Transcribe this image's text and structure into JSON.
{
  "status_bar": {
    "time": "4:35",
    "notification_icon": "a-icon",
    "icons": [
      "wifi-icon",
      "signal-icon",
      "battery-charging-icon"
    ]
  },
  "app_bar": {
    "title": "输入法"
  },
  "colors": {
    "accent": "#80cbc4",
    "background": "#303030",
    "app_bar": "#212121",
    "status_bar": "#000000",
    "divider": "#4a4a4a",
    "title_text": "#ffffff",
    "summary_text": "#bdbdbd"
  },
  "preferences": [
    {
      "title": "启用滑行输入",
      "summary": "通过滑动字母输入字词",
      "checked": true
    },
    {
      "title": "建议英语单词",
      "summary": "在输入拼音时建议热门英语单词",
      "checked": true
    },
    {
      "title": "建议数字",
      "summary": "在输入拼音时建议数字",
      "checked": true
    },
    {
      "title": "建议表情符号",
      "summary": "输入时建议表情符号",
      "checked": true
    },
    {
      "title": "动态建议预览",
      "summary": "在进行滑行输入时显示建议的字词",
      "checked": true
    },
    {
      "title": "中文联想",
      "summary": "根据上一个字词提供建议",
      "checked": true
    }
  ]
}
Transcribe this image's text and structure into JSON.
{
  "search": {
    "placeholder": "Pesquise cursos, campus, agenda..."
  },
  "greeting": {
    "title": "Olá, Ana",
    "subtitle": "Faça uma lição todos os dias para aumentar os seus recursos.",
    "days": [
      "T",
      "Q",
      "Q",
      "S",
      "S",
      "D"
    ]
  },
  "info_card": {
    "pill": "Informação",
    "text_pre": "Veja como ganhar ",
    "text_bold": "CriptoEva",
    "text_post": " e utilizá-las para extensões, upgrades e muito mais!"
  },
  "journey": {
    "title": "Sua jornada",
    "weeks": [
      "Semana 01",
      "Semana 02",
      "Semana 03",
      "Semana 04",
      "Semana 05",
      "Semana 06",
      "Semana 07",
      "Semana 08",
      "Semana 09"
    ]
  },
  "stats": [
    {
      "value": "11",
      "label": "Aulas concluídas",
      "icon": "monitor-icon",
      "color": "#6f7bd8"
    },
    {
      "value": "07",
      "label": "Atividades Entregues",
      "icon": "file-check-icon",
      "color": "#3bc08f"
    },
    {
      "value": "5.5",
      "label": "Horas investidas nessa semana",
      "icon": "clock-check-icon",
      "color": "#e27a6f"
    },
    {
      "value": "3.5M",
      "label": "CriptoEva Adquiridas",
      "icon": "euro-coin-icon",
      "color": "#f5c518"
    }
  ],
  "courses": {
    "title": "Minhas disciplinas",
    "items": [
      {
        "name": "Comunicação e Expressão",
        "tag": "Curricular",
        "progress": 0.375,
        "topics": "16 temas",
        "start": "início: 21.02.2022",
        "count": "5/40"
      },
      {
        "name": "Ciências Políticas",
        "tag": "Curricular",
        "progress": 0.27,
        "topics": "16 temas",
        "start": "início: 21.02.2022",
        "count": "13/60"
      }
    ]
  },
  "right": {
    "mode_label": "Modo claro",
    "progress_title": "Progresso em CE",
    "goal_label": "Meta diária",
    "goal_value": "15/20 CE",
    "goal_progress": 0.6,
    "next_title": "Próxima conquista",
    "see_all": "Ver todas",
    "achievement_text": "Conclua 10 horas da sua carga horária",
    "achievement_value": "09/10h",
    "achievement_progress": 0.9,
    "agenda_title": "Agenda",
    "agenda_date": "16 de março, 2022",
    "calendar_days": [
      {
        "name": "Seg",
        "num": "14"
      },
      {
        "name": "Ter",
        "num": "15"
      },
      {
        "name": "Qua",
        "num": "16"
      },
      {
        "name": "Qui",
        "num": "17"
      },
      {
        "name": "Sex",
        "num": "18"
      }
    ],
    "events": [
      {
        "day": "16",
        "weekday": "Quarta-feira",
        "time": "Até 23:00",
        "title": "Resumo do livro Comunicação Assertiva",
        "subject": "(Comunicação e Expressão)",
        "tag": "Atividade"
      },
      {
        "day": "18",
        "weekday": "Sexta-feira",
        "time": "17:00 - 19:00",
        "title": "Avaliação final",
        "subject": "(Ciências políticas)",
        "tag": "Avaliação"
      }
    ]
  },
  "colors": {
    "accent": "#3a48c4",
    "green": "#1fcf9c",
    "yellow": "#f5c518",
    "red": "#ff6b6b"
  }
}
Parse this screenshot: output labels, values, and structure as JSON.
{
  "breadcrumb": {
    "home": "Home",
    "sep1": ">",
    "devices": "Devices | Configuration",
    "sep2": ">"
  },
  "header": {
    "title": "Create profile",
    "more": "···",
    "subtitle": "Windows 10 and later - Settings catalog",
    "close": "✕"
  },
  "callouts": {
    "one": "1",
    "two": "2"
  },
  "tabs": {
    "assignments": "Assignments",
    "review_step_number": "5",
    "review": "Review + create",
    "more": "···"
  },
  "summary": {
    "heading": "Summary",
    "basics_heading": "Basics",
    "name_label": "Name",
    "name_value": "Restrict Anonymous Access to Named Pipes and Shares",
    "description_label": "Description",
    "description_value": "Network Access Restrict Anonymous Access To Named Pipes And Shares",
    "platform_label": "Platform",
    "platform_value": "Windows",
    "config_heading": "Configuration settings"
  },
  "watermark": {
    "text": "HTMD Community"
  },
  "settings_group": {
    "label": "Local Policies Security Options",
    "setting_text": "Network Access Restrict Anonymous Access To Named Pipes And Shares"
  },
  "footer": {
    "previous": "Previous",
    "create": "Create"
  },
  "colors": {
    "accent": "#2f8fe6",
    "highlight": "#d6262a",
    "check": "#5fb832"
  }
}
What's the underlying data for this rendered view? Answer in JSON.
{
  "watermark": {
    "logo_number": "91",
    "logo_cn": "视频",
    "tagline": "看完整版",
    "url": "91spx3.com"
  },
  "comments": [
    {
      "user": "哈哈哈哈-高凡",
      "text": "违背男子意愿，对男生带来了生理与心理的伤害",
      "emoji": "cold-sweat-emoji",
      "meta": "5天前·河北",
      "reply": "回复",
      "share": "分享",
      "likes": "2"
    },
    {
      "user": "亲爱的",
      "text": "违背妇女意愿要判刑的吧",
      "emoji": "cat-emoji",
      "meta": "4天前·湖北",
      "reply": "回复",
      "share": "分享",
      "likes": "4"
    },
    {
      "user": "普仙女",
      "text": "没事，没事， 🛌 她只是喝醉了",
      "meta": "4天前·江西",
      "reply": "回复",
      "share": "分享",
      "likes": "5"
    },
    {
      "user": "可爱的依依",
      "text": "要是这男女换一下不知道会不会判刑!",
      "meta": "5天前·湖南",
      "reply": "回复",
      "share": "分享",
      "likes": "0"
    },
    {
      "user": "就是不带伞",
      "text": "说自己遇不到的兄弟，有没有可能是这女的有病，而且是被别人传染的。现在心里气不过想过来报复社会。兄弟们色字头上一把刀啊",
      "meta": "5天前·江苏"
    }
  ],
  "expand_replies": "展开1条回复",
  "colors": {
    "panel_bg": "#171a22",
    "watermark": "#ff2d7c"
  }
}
===============
[Problem details]
Your task is to retype all the records above with nothing left out.

[Result]
Transcribe this image's text and structure into JSON.
{
  "status_bar": {
    "time": "4:35",
    "notification_icon": "a-icon",
    "icons": [
      "wifi-icon",
      "signal-icon",
      "battery-charging-icon"
    ]
  },
  "app_bar": {
    "title": "输入法"
  },
  "colors": {
    "accent": "#80cbc4",
    "background": "#303030",
    "app_bar": "#212121",
    "status_bar": "#000000",
    "divider": "#4a4a4a",
    "title_text": "#ffffff",
    "summary_text": "#bdbdbd"
  },
  "preferences": [
    {
      "title": "启用滑行输入",
      "summary": "通过滑动字母输入字词",
      "checked": true
    },
    {
      "title": "建议英语单词",
      "summary": "在输入拼音时建议热门英语单词",
      "checked": true
    },
    {
      "title": "建议数字",
      "summary": "在输入拼音时建议数字",
      "checked": true
    },
    {
      "title": "建议表情符号",
      "summary": "输入时建议表情符号",
      "checked": true
    },
    {
      "title": "动态建议预览",
      "summary": "在进行滑行输入时显示建议的字词",
      "checked": true
    },
    {
      "title": "中文联想",
      "summary": "根据上一个字词提供建议",
      "checked": true
    }
  ]
}
Transcribe this image's text and structure into JSON.
{
  "search": {
    "placeholder": "Pesquise cursos, campus, agenda..."
  },
  "greeting": {
    "title": "Olá, Ana",
    "subtitle": "Faça uma lição todos os dias para aumentar os seus recursos.",
    "days": [
      "T",
      "Q",
      "Q",
      "S",
      "S",
      "D"
    ]
  },
  "info_card": {
    "pill": "Informação",
    "text_pre": "Veja como ganhar ",
    "text_bold": "CriptoEva",
    "text_post": " e utilizá-las para extensões, upgrades e muito mais!"
  },
  "journey": {
    "title": "Sua jornada",
    "weeks": [
      "Semana 01",
      "Semana 02",
      "Semana 03",
      "Semana 04",
      "Semana 05",
      "Semana 06",
      "Semana 07",
      "Semana 08",
      "Semana 09"
    ]
  },
  "stats": [
    {
      "value": "11",
      "label": "Aulas concluídas",
      "icon": "monitor-icon",
      "color": "#6f7bd8"
    },
    {
      "value": "07",
      "label": "Atividades Entregues",
      "icon": "file-check-icon",
      "color": "#3bc08f"
    },
    {
      "value": "5.5",
      "label": "Horas investidas nessa semana",
      "icon": "clock-check-icon",
      "color": "#e27a6f"
    },
    {
      "value": "3.5M",
      "label": "CriptoEva Adquiridas",
      "icon": "euro-coin-icon",
      "color": "#f5c518"
    }
  ],
  "courses": {
    "title": "Minhas disciplinas",
    "items": [
      {
        "name": "Comunicação e Expressão",
        "tag": "Curricular",
        "progress": 0.375,
        "topics": "16 temas",
        "start": "início: 21.02.2022",
        "count": "5/40"
      },
      {
        "name": "Ciências Políticas",
        "tag": "Curricular",
        "progress": 0.27,
        "topics": "16 temas",
        "start": "início: 21.02.2022",
        "count": "13/60"
      }
    ]
  },
  "right": {
    "mode_label": "Modo claro",
    "progress_title": "Progresso em CE",
    "goal_label": "Meta diária",
    "goal_value": "15/20 CE",
    "goal_progress": 0.6,
    "next_title": "Próxima conquista",
    "see_all": "Ver todas",
    "achievement_text": "Conclua 10 horas da sua carga horária",
    "achievement_value": "09/10h",
    "achievement_progress": 0.9,
    "agenda_title": "Agenda",
    "agenda_date": "16 de março, 2022",
    "calendar_days": [
      {
        "name": "Seg",
        "num": "14"
      },
      {
        "name": "Ter",
        "num": "15"
      },
      {
        "name": "Qua",
        "num": "16"
      },
      {
        "name": "Qui",
        "num": "17"
      },
      {
        "name": "Sex",
        "num": "18"
      }
    ],
    "events": [
      {
        "day": "16",
        "weekday": "Quarta-feira",
        "time": "Até 23:00",
        "title": "Resumo do livro Comunicação Assertiva",
        "subject": "(Comunicação e Expressão)",
        "tag": "Atividade"
      },
      {
        "day": "18",
        "weekday": "Sexta-feira",
        "time": "17:00 - 19:00",
        "title": "Avaliação final",
        "subject": "(Ciências políticas)",
        "tag": "Avaliação"
      }
    ]
  },
  "colors": {
    "accent": "#3a48c4",
    "green": "#1fcf9c",
    "yellow": "#f5c518",
    "red": "#ff6b6b"
  }
}
Parse this screenshot: output labels, values, and structure as JSON.
{
  "breadcrumb": {
    "home": "Home",
    "sep1": ">",
    "devices": "Devices | Configuration",
    "sep2": ">"
  },
  "header": {
    "title": "Create profile",
    "more": "···",
    "subtitle": "Windows 10 and later - Settings catalog",
    "close": "✕"
  },
  "callouts": {
    "one": "1",
    "two": "2"
  },
  "tabs": {
    "assignments": "Assignments",
    "review_step_number": "5",
    "review": "Review + create",
    "more": "···"
  },
  "summary": {
    "heading": "Summary",
    "basics_heading": "Basics",
    "name_label": "Name",
    "name_value": "Restrict Anonymous Access to Named Pipes and Shares",
    "description_label": "Description",
    "description_value": "Network Access Restrict Anonymous Access To Named Pipes And Shares",
    "platform_label": "Platform",
    "platform_value": "Windows",
    "config_heading": "Configuration settings"
  },
  "watermark": {
    "text": "HTMD Community"
  },
  "settings_group": {
    "label": "Local Policies Security Options",
    "setting_text": "Network Access Restrict Anonymous Access To Named Pipes And Shares"
  },
  "footer": {
    "previous": "Previous",
    "create": "Create"
  },
  "colors": {
    "accent": "#2f8fe6",
    "highlight": "#d6262a",
    "check": "#5fb832"
  }
}
What's the underlying data for this rendered view? Answer in JSON.
{
  "watermark": {
    "logo_number": "91",
    "logo_cn": "视频",
    "tagline": "看完整版",
    "url": "91spx3.com"
  },
  "comments": [
    {
      "user": "哈哈哈哈-高凡",
      "text": "违背男子意愿，对男生带来了生理与心理的伤害",
      "emoji": "cold-sweat-emoji",
      "meta": "5天前·河北",
      "reply": "回复",
      "share": "分享",
      "likes": "2"
    },
    {
      "user": "亲爱的",
      "text": "违背妇女意愿要判刑的吧",
      "emoji": "cat-emoji",
      "meta": "4天前·湖北",
      "reply": "回复",
      "share": "分享",
      "likes": "4"
    },
    {
      "user": "普仙女",
      "text": "没事，没事， 🛌 她只是喝醉了",
      "meta": "4天前·江西",
      "reply": "回复",
      "share": "分享",
      "likes": "5"
    },
    {
      "user": "可爱的依依",
      "text": "要是这男女换一下不知道会不会判刑!",
      "meta": "5天前·湖南",
      "reply": "回复",
      "share": "分享",
      "likes": "0"
    },
    {
      "user": "就是不带伞",
      "text": "说自己遇不到的兄弟，有没有可能是这女的有病，而且是被别人传染的。现在心里气不过想过来报复社会。兄弟们色字头上一把刀啊",
      "meta": "5天前·江苏"
    }
  ],
  "expand_replies": "展开1条回复",
  "colors": {
    "panel_bg": "#171a22",
    "watermark": "#ff2d7c"
  }
}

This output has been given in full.